Estratto scelto>
Livio Boni e Andrea Cavazzini. Sebbene quest’intervista si prefigga innanzitutto di dare un’idea ai lettori italiani dell’insieme del suo itinerario, ci permetta di cominciare in qualche modo a ritroso, non da una ricostruzione genealogica, ma dall’analisi della situazione politica francese da lei stesso consegnata nel suo Sarkozy: di che cosa è il nome?, un saggio-pamphlet che ha avuto un’eco importante in Francia, e che non ha mancato di suscitare un vivo interesse anche in Italia.[1] Solo in un secondo momento verremo alle Logiques des mondes e all’evoluzione più propriamente -filosofica del suo pensiero, nella seconda parte della nostra conversazione.
Lei sostiene che «è effettivamente avvenuto qualcosa» in occasione delle ultime elezioni presidenziali, e che questo qualcosa segna tra l’altro la fine delle categorie stesse che hanno organizzato la vita politica francese dal dopoguerra, ed in particolare la morte dell’“intellettuale di sinistra”.[2] Possiamo partire da quest’ultimo punto?
Alain Badiou. Alla fine della seconda guerra mondiale, due sono state le forze emergenti, poiché entrambe all’origine della resistenza all’occupazione nazista: i gollisti e i comunisti. Tali forze si intendevano tacitamente su due regole fondamentali: innanzitutto, lo Stato aveva delle responsabilità economiche e sociali, da cui la serie importante di nazionalizzazioni (banche, industria automobilistica, energia…), la pianificazione centralizzata, la previdenza sociale ecc. In secondo luogo, la Francia non doveva allinearsi integralmente agli gli Stati Uniti, da cui il patto franco-sovietico siglato da De Gaulle. Questi due punti di accordo facevano da sfondo alla contrapposizione tra la destra gollista e la sinistra socialista. Per quanto riguarda l’intellettuale di sinistra, questi era essenzialmente un “compagno di strada” del Partito comunista, nel senso che considerava che le regole comuni scaturite dalla Resistenza e dalla Liberazione andassero riprese nel senso della sinistra, e non limitate come voleva la destra. Da qui l’impegno sociale (con il popolo e gli operai contro i borghesi), la neutralità in politica estera (né con gli Stati Uniti né, troppo direttamente, con l’URSS), l’anticolonialismo. Oggi tutto ciò non ha più nessuna pertinenza. Le categorie di “sinistra” e “destra” si sono americanizzate: sono solo sfumature nella gestione capitalista. Tutti si richiamano alla “democrazia” – che io personalmente preferisco chiamare “capital-parlamentarismo” – come all’unico regime politico accettabile. Gli intellettuali dominanti sono diventati pappagalli della cosiddetta democrazia, e fanno la morale alla terra intera su basi che sono in realtà imperialiste. Ho sentito con le mie stesse orecchie una quantità di intellettuali di “sinistra” approvare caldamente il bombardamento di Kabul da parte dell’aviazione americana in nome delle liberazione delle donne afghane… La verità è che le categorie politiche stesse sono in rovina, e che la figura dell’intellettuale pubblico è diventata una caricatura.

Compito A> Secondo l'intervista ad Alain Badiou, quali due forze emersero alla fine della seconda guerra mondiale?
Compito B> Elenca gli orientamenti che, secondo l'intervista ad Alain Badiou, derivavano dalla posizione dell'intellettuale di sinistra.
Compito C> Continua l'intervista ad Alain Badiou dopo l'ultima frase riportata.
Le voci non hanno alcun legame con l'intervista ad Alain Badiou.

Voci di elementi annotati:
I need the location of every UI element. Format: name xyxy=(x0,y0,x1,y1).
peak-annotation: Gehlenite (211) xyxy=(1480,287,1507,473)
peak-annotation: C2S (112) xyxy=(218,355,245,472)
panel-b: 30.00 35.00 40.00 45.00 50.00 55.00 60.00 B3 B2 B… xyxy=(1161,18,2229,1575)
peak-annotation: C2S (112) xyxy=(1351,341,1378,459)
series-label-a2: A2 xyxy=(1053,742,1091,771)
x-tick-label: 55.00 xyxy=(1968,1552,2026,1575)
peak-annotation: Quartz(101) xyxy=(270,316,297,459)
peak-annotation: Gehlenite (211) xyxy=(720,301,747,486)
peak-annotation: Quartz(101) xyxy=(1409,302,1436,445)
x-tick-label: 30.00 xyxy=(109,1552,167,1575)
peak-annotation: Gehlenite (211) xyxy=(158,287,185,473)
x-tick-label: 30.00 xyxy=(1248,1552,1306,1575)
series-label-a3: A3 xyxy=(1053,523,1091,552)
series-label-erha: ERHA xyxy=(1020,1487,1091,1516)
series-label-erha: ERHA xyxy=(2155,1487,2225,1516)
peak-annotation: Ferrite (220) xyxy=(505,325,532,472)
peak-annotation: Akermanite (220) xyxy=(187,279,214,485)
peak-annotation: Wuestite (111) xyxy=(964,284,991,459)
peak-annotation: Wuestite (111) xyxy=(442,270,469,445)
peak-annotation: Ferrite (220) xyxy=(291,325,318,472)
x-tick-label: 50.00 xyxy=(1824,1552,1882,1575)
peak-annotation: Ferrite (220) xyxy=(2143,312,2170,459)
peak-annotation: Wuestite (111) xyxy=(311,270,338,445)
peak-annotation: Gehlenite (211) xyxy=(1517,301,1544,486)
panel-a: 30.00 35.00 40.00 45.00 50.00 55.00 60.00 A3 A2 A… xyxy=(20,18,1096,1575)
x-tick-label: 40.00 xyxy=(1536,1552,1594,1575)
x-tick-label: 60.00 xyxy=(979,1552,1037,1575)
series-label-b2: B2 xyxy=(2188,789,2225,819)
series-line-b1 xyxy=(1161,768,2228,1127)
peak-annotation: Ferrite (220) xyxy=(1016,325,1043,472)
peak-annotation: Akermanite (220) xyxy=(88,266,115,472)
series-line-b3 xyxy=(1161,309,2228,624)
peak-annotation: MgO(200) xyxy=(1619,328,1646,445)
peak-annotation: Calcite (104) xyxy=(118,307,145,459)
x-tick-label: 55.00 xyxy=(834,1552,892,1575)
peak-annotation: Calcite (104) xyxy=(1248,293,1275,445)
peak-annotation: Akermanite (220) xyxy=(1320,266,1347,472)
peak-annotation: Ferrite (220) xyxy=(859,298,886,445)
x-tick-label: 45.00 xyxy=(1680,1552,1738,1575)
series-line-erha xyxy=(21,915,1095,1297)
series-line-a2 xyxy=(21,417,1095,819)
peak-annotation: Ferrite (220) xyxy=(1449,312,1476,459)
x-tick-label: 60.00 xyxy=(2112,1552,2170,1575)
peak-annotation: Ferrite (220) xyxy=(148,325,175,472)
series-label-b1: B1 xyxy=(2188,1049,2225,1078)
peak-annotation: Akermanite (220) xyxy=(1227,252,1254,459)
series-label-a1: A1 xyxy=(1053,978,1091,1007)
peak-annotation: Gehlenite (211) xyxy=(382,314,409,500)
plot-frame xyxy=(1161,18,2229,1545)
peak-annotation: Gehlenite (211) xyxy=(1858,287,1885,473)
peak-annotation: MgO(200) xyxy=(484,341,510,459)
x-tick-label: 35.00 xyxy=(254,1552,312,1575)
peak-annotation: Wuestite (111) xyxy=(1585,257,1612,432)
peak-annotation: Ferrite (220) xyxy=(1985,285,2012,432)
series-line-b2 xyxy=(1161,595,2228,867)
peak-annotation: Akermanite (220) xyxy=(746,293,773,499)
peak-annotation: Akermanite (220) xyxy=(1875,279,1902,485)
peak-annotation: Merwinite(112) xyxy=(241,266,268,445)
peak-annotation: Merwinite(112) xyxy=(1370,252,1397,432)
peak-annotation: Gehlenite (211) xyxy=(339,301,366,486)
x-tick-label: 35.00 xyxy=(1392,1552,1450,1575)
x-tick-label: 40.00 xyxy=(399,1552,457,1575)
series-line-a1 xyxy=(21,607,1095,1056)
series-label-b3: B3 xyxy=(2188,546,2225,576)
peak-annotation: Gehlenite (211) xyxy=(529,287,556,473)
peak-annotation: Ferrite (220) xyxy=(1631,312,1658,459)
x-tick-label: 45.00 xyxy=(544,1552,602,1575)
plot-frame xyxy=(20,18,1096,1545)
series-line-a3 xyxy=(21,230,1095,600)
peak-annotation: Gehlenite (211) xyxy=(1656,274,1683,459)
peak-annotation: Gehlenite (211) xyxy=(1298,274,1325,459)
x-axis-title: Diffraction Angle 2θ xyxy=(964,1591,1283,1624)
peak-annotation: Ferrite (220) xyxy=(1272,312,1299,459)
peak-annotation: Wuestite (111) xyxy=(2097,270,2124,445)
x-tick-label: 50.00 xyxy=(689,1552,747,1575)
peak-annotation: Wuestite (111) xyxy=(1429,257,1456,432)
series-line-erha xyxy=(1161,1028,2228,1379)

Risposta A> Emersero i gollisti e i comunisti.

Risposta B>
- l'impegno sociale, con il popolo e gli operai contro i borghesi
- la neutralità in politica estera, né con gli Stati Uniti né, troppo direttamente, con l'URSS
- l'anticolonialismo

Risposta C>
L.B. e A.C. Questo significa che la situazione politica francese è diventata ormai analoga a quella degli Stati Uniti, dell’Inghilterra o di molti altri paesi, in cui la prospettiva di un’affermazione della sinistra è stata abbandonata da tempo, e gli intellettuali radicali accettano di essere minoritari o di operare “negli interstizi” del sistema? Dobbiamo insomma intendere per «distanziazione rispetto allo Stato», o per «sottrazione» (per riprendere due “parole d’ordine” ricorrenti nei suoi scritti politici) un certo “divenire minoritari”? Detto altrimenti: in attesa di un’ipotetica resurrezione dell’“intellettuale di sinistra”, bisogna rassegnarsi ad una disciplina dell’“azione ristretta”, locale, o del lavoro sull’ideologia, invece di affannarsi per ristabilire le condizioni di un’egemonia introvabile?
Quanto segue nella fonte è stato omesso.